Collection entries:
☆ ☆ ☆ ☆ ☆
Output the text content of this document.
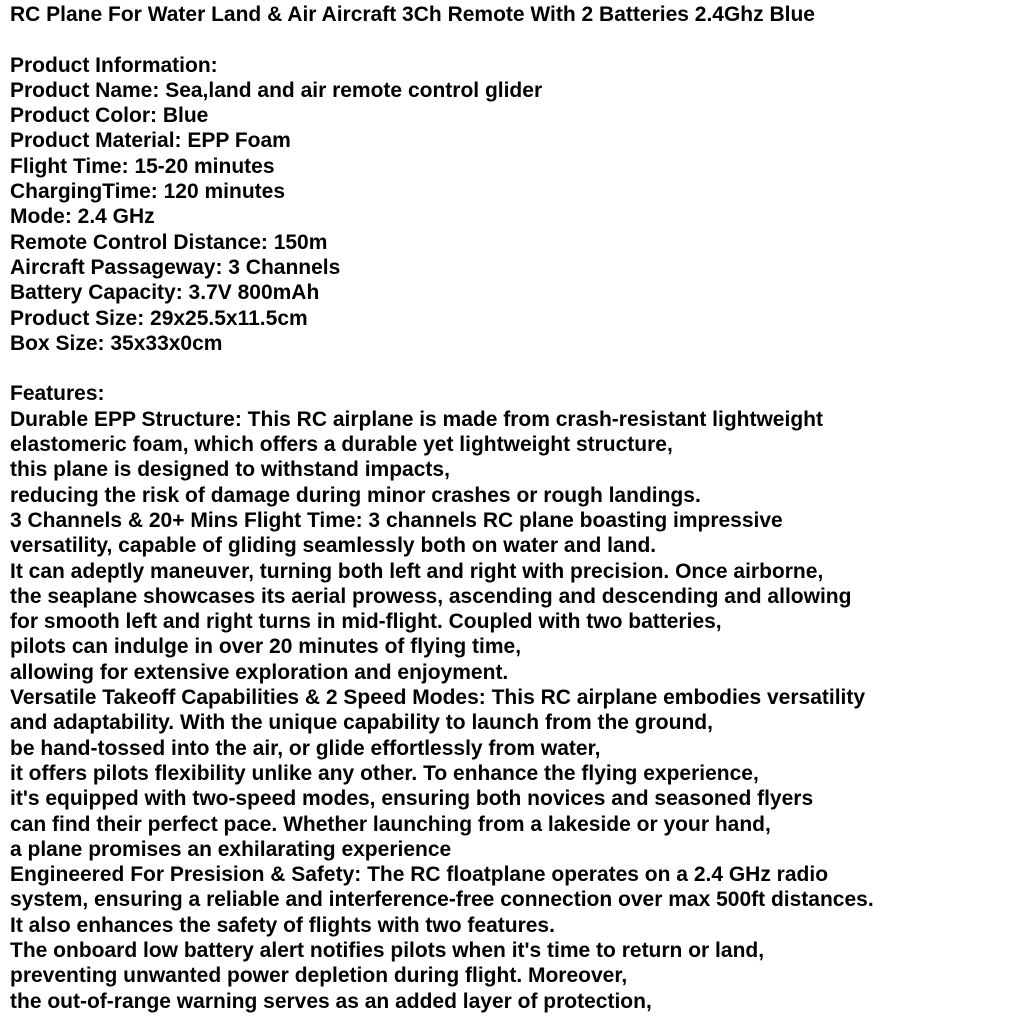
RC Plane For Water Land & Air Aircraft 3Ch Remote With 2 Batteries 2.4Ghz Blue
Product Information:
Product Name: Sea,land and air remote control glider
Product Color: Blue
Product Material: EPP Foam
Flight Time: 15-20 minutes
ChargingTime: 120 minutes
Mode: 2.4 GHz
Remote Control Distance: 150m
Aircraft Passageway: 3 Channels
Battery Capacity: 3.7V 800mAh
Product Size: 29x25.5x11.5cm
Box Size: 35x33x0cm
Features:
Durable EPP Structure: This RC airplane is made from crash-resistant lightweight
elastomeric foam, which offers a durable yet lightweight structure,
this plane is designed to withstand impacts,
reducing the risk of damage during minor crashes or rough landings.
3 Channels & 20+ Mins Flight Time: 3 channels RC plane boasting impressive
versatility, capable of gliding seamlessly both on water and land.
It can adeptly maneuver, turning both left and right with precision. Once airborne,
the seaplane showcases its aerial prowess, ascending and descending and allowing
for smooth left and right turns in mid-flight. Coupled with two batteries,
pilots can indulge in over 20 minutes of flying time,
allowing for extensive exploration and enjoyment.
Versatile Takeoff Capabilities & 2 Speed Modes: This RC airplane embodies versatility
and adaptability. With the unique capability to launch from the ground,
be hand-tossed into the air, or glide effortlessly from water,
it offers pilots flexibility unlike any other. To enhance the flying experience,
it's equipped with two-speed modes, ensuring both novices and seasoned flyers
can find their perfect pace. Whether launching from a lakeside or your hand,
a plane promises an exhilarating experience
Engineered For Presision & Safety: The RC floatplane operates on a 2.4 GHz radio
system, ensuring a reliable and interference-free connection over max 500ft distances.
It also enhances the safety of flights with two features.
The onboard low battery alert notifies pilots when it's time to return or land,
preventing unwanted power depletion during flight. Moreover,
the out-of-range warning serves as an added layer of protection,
☆ ☆ ☆ ☆ ☆
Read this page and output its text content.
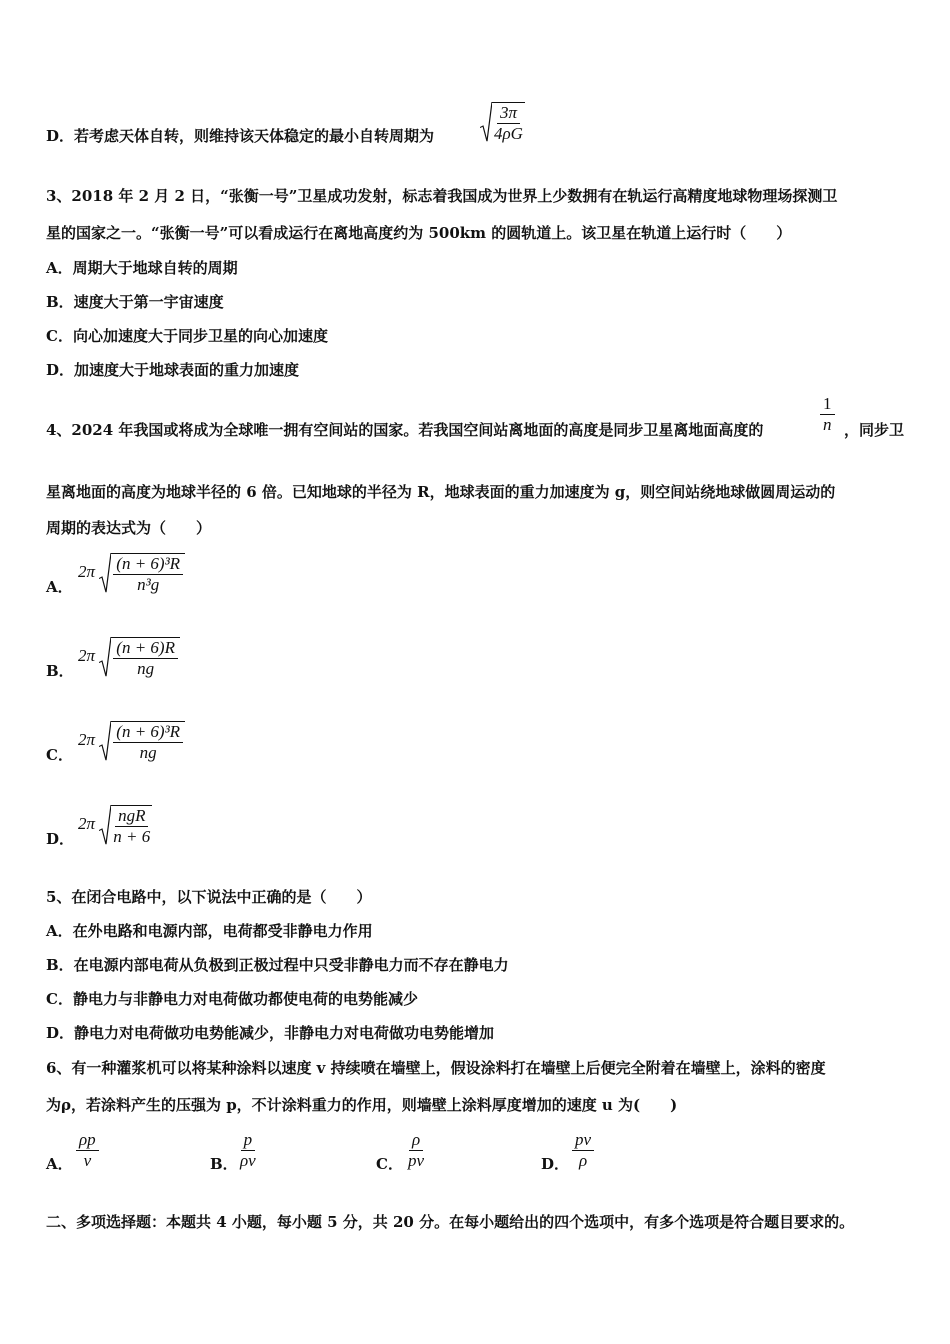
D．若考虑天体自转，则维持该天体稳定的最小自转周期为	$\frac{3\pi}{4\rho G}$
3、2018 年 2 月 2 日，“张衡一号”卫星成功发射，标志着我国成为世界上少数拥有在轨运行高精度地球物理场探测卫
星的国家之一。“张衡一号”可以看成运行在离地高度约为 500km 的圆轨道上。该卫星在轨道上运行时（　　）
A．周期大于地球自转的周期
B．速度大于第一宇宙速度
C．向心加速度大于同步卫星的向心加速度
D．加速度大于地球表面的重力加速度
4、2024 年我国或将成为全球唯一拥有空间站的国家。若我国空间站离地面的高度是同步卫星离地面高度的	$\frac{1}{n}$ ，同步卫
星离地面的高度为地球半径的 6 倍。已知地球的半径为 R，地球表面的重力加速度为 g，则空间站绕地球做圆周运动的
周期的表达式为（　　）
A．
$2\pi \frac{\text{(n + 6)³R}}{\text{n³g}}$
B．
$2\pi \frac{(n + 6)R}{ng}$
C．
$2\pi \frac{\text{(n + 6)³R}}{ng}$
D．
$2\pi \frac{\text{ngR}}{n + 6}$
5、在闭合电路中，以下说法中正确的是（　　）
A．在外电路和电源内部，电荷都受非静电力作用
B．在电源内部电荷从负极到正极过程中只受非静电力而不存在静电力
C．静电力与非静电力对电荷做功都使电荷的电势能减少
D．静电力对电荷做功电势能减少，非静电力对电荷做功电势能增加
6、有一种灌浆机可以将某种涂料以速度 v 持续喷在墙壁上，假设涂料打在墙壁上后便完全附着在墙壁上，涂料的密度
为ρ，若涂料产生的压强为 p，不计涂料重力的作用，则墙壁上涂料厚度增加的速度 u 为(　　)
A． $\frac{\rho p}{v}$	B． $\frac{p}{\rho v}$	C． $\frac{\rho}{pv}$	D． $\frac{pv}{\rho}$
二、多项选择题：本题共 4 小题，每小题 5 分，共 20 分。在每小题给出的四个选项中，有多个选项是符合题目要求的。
☆ ☆ ☆ ☆ ☆
WHAT THE TASK REQUIRES:
Select every line where the word "during" occurs.

OUTPUT FOR THIS EXERCISE:
reducing the risk of damage during minor crashes or rough landings.
preventing unwanted power depletion during flight. Moreover,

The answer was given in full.